SET EXERCISE:
Retype the material word for word.

[START OF MATERIALS PROVIDED]

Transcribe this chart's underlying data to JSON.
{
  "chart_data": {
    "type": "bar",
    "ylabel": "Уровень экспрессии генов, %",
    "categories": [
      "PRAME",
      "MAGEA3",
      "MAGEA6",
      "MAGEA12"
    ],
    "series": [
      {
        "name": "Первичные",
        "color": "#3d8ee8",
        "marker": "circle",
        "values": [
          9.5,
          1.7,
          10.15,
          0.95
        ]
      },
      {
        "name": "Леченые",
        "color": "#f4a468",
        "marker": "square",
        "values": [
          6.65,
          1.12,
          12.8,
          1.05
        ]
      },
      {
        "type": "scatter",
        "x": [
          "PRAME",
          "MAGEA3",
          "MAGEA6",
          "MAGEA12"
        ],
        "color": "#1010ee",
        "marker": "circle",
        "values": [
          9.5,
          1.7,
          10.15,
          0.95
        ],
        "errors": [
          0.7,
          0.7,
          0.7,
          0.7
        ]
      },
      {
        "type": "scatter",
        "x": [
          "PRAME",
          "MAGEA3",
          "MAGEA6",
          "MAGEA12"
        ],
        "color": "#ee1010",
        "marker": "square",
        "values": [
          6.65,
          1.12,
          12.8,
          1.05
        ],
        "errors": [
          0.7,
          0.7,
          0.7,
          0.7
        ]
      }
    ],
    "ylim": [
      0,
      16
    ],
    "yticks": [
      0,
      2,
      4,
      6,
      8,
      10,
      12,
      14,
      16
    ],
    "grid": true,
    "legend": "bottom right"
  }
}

[END OF MATERIALS PROVIDED]

REPLY:
Transcribe this chart's underlying data to JSON.
{
  "chart_data": {
    "type": "bar",
    "ylabel": "Уровень экспрессии генов, %",
    "categories": [
      "PRAME",
      "MAGEA3",
      "MAGEA6",
      "MAGEA12"
    ],
    "series": [
      {
        "name": "Первичные",
        "color": "#3d8ee8",
        "marker": "circle",
        "values": [
          9.5,
          1.7,
          10.15,
          0.95
        ]
      },
      {
        "name": "Леченые",
        "color": "#f4a468",
        "marker": "square",
        "values": [
          6.65,
          1.12,
          12.8,
          1.05
        ]
      },
      {
        "type": "scatter",
        "x": [
          "PRAME",
          "MAGEA3",
          "MAGEA6",
          "MAGEA12"
        ],
        "color": "#1010ee",
        "marker": "circle",
        "values": [
          9.5,
          1.7,
          10.15,
          0.95
        ],
        "errors": [
          0.7,
          0.7,
          0.7,
          0.7
        ]
      },
      {
        "type": "scatter",
        "x": [
          "PRAME",
          "MAGEA3",
          "MAGEA6",
          "MAGEA12"
        ],
        "color": "#ee1010",
        "marker": "square",
        "values": [
          6.65,
          1.12,
          12.8,
          1.05
        ],
        "errors": [
          0.7,
          0.7,
          0.7,
          0.7
        ]
      }
    ],
    "ylim": [
      0,
      16
    ],
    "yticks": [
      0,
      2,
      4,
      6,
      8,
      10,
      12,
      14,
      16
    ],
    "grid": true,
    "legend": "bottom right"
  }
}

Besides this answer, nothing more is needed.